> [Aim of the exercise] Reproduce every record exactly as it appears, but not the pictures.

-------

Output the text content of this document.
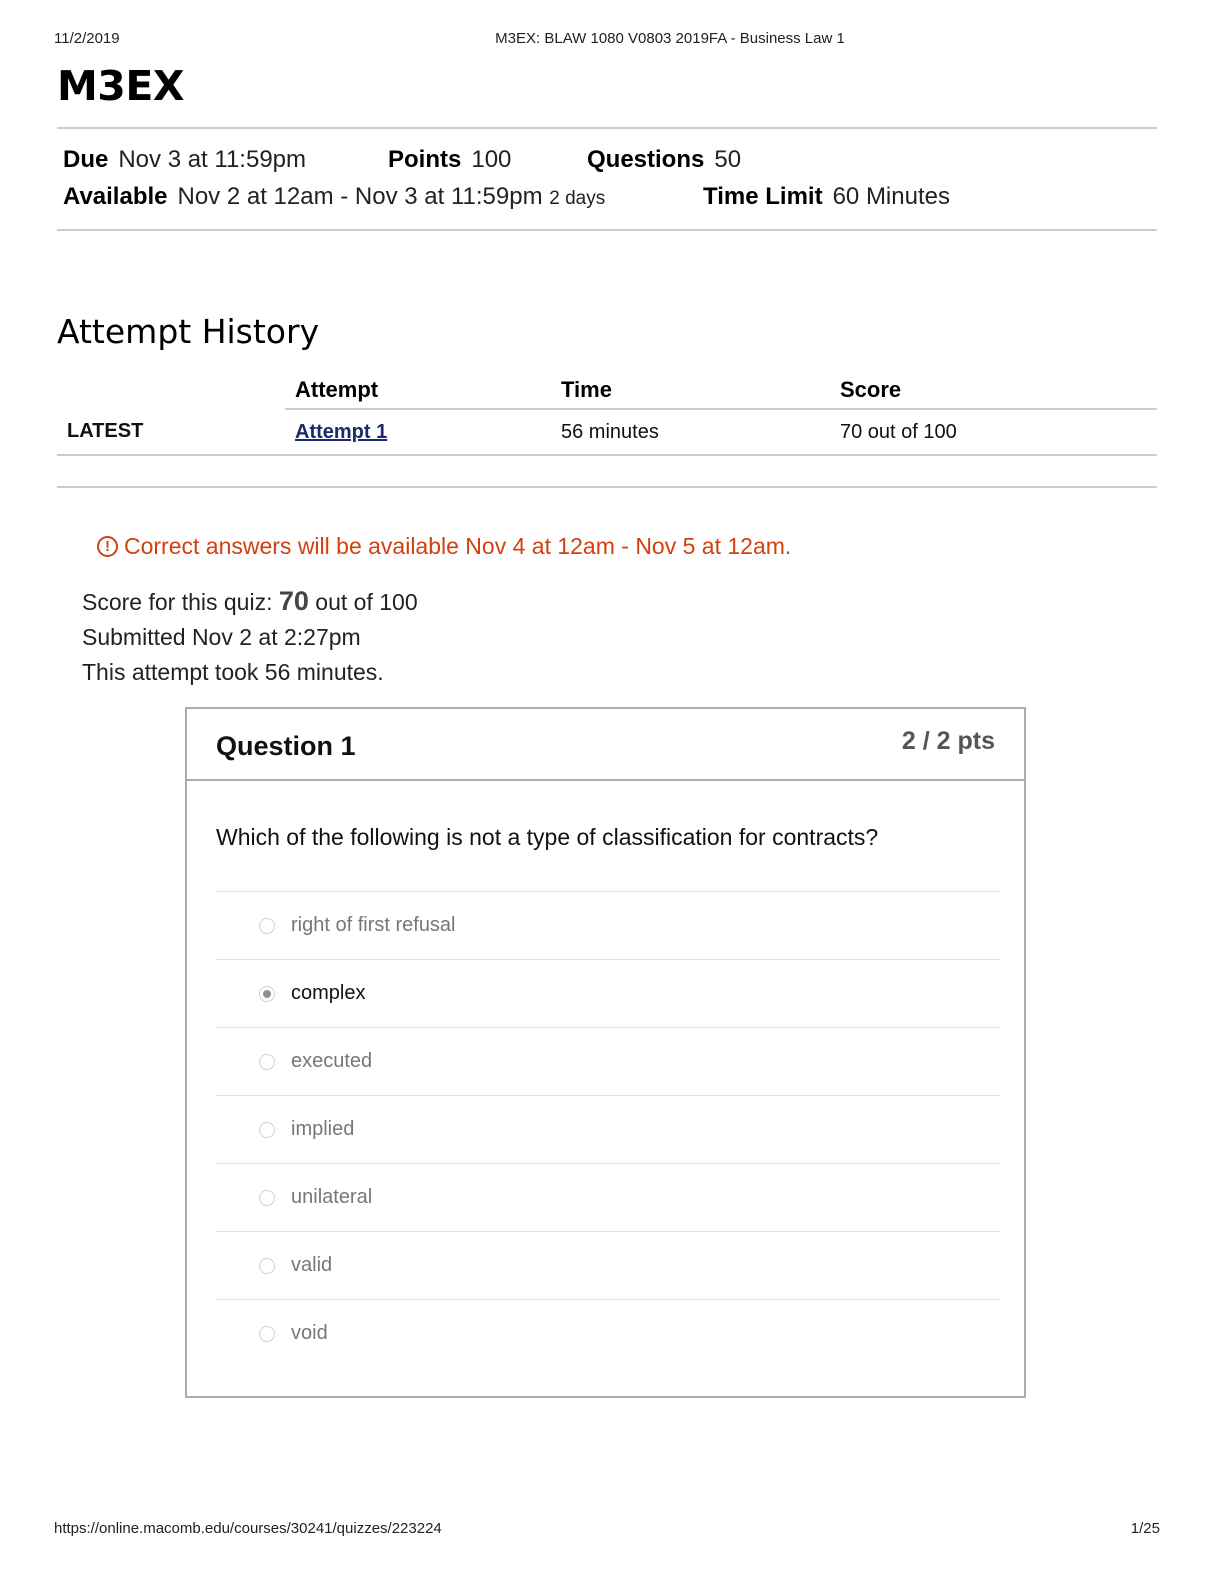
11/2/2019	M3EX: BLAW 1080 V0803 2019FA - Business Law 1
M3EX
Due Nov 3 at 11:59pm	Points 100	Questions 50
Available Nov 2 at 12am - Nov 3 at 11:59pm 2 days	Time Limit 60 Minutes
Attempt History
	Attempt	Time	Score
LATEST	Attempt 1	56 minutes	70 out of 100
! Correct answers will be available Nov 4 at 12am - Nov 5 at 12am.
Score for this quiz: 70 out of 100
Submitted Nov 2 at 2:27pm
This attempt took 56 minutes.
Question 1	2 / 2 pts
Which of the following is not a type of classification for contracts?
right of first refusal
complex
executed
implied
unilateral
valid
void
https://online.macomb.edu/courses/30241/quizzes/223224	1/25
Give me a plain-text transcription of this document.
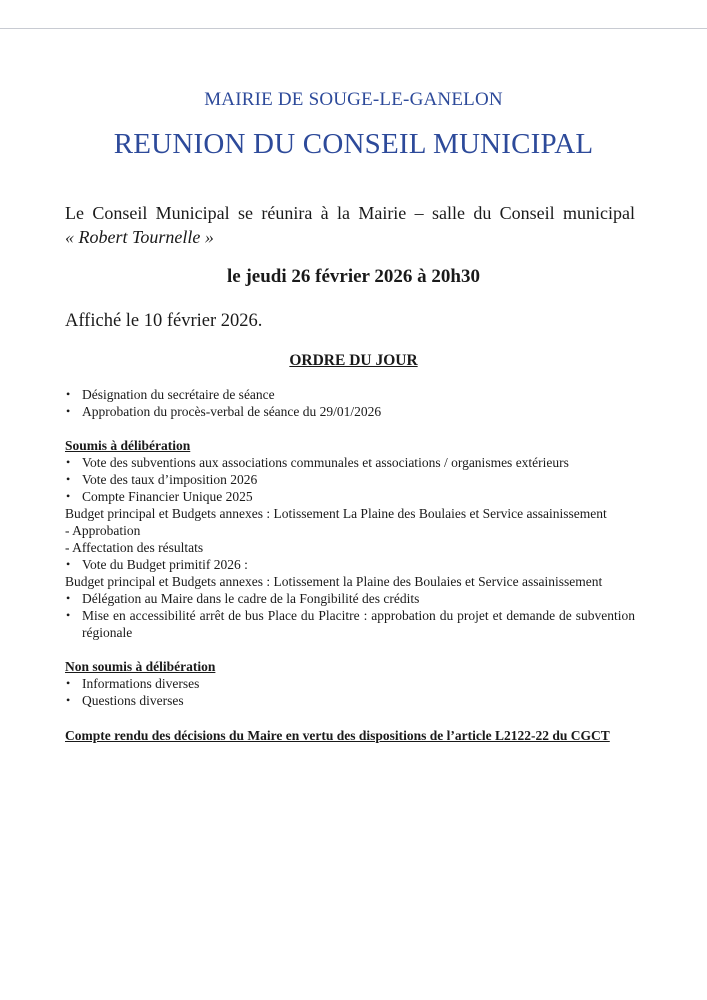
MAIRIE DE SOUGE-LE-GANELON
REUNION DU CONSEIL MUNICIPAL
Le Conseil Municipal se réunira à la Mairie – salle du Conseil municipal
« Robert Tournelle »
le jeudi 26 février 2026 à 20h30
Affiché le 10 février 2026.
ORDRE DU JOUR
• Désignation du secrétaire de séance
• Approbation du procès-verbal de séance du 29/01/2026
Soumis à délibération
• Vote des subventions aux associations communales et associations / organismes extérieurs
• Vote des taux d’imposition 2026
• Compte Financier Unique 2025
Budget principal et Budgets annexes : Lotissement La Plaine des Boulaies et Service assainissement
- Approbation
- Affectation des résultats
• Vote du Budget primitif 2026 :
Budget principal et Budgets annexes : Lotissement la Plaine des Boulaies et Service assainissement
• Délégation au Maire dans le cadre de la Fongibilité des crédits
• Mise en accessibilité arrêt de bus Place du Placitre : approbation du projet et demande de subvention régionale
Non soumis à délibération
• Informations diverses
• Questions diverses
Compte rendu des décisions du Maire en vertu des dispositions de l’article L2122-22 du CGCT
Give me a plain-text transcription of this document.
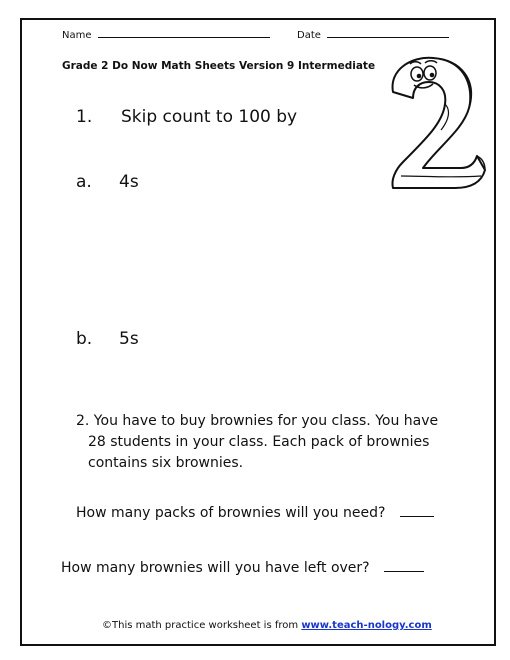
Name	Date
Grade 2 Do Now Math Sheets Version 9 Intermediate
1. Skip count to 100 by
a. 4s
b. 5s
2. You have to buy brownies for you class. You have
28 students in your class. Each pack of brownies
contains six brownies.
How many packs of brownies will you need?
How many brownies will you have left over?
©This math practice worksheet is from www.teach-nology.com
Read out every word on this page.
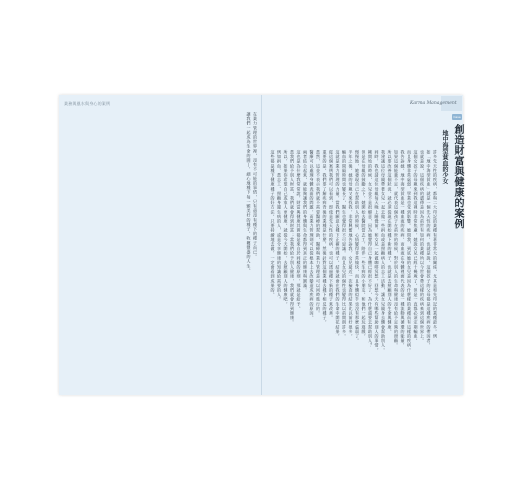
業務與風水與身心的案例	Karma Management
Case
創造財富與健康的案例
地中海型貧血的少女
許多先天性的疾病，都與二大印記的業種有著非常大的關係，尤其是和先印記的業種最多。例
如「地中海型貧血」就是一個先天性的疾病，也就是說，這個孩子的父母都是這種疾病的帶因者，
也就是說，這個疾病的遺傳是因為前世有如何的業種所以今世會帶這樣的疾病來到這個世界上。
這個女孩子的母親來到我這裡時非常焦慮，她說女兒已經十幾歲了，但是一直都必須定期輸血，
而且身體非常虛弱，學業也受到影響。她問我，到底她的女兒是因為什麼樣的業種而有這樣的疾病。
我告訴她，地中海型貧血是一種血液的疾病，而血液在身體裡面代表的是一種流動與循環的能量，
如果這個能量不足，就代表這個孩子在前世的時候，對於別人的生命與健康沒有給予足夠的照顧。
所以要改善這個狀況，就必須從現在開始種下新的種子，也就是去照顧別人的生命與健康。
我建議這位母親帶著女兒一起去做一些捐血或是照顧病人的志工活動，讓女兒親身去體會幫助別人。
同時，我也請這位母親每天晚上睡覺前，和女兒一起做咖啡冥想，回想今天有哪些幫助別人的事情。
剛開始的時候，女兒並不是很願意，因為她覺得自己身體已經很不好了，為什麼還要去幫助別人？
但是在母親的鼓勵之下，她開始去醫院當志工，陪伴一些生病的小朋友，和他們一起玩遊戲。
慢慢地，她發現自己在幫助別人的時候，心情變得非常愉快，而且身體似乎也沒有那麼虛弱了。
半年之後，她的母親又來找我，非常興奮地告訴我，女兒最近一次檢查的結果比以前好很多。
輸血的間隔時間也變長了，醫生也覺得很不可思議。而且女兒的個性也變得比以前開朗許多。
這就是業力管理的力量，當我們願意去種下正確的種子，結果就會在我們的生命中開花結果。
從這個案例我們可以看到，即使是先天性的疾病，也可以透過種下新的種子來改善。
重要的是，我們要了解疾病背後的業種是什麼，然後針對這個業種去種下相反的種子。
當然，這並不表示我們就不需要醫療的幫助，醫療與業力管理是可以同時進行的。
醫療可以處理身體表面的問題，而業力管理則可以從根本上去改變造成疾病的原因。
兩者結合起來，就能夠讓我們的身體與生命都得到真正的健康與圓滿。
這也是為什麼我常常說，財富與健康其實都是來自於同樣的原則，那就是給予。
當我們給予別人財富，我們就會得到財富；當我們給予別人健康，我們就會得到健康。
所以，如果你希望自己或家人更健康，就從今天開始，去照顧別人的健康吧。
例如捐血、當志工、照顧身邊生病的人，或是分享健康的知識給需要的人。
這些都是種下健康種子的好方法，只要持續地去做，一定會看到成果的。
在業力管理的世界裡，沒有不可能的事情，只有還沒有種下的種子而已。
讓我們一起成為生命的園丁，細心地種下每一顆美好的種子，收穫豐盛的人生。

-------

> [Exercise solution]
Output the text content of this document.
11/2/2019	M3EX: BLAW 1080 V0803 2019FA - Business Law 1
M3EX
Due Nov 3 at 11:59pm	Points 100	Questions 50
Available Nov 2 at 12am - Nov 3 at 11:59pm 2 days	Time Limit 60 Minutes
Attempt History
	Attempt	Time	Score
LATEST	Attempt 1	56 minutes	70 out of 100
! Correct answers will be available Nov 4 at 12am - Nov 5 at 12am.
Score for this quiz: 70 out of 100
Submitted Nov 2 at 2:27pm
This attempt took 56 minutes.
Question 1	2 / 2 pts
Which of the following is not a type of classification for contracts?
right of first refusal
complex
executed
implied
unilateral
valid
void
https://online.macomb.edu/courses/30241/quizzes/223224	1/25
Give me a plain-text transcription of this document.
MAIRIE DE SOUGE-LE-GANELON
REUNION DU CONSEIL MUNICIPAL
Le Conseil Municipal se réunira à la Mairie – salle du Conseil municipal
« Robert Tournelle »
le jeudi 26 février 2026 à 20h30
Affiché le 10 février 2026.
ORDRE DU JOUR
• Désignation du secrétaire de séance
• Approbation du procès-verbal de séance du 29/01/2026
Soumis à délibération
• Vote des subventions aux associations communales et associations / organismes extérieurs
• Vote des taux d’imposition 2026
• Compte Financier Unique 2025
Budget principal et Budgets annexes : Lotissement La Plaine des Boulaies et Service assainissement
- Approbation
- Affectation des résultats
• Vote du Budget primitif 2026 :
Budget principal et Budgets annexes : Lotissement la Plaine des Boulaies et Service assainissement
• Délégation au Maire dans le cadre de la Fongibilité des crédits
• Mise en accessibilité arrêt de bus Place du Placitre : approbation du projet et demande de subvention régionale
Non soumis à délibération
• Informations diverses
• Questions diverses
Compte rendu des décisions du Maire en vertu des dispositions de l’article L2122-22 du CGCT
Give me a plain-text transcription of this document.
Name	Date
Grade 2 Do Now Math Sheets Version 9 Intermediate
1. Skip count to 100 by
a. 4s
b. 5s
2. You have to buy brownies for you class. You have
28 students in your class. Each pack of brownies
contains six brownies.
How many packs of brownies will you need?
How many brownies will you have left over?
©This math practice worksheet is from www.teach-nology.com
Read out every word on this page.
業務與風水與身心的案例	Karma Management
Case
創造財富與健康的案例
地中海型貧血的少女
許多先天性的疾病，都與二大印記的業種有著非常大的關係，尤其是和先印記的業種最多。例
如「地中海型貧血」就是一個先天性的疾病，也就是說，這個孩子的父母都是這種疾病的帶因者，
也就是說，這個疾病的遺傳是因為前世有如何的業種所以今世會帶這樣的疾病來到這個世界上。
這個女孩子的母親來到我這裡時非常焦慮，她說女兒已經十幾歲了，但是一直都必須定期輸血，
而且身體非常虛弱，學業也受到影響。她問我，到底她的女兒是因為什麼樣的業種而有這樣的疾病。
我告訴她，地中海型貧血是一種血液的疾病，而血液在身體裡面代表的是一種流動與循環的能量，
如果這個能量不足，就代表這個孩子在前世的時候，對於別人的生命與健康沒有給予足夠的照顧。
所以要改善這個狀況，就必須從現在開始種下新的種子，也就是去照顧別人的生命與健康。
我建議這位母親帶著女兒一起去做一些捐血或是照顧病人的志工活動，讓女兒親身去體會幫助別人。
同時，我也請這位母親每天晚上睡覺前，和女兒一起做咖啡冥想，回想今天有哪些幫助別人的事情。
剛開始的時候，女兒並不是很願意，因為她覺得自己身體已經很不好了，為什麼還要去幫助別人？
但是在母親的鼓勵之下，她開始去醫院當志工，陪伴一些生病的小朋友，和他們一起玩遊戲。
慢慢地，她發現自己在幫助別人的時候，心情變得非常愉快，而且身體似乎也沒有那麼虛弱了。
半年之後，她的母親又來找我，非常興奮地告訴我，女兒最近一次檢查的結果比以前好很多。
輸血的間隔時間也變長了，醫生也覺得很不可思議。而且女兒的個性也變得比以前開朗許多。
這就是業力管理的力量，當我們願意去種下正確的種子，結果就會在我們的生命中開花結果。
從這個案例我們可以看到，即使是先天性的疾病，也可以透過種下新的種子來改善。
重要的是，我們要了解疾病背後的業種是什麼，然後針對這個業種去種下相反的種子。
當然，這並不表示我們就不需要醫療的幫助，醫療與業力管理是可以同時進行的。
醫療可以處理身體表面的問題，而業力管理則可以從根本上去改變造成疾病的原因。
兩者結合起來，就能夠讓我們的身體與生命都得到真正的健康與圓滿。
這也是為什麼我常常說，財富與健康其實都是來自於同樣的原則，那就是給予。
當我們給予別人財富，我們就會得到財富；當我們給予別人健康，我們就會得到健康。
所以，如果你希望自己或家人更健康，就從今天開始，去照顧別人的健康吧。
例如捐血、當志工、照顧身邊生病的人，或是分享健康的知識給需要的人。
這些都是種下健康種子的好方法，只要持續地去做，一定會看到成果的。
在業力管理的世界裡，沒有不可能的事情，只有還沒有種下的種子而已。
讓我們一起成為生命的園丁，細心地種下每一顆美好的種子，收穫豐盛的人生。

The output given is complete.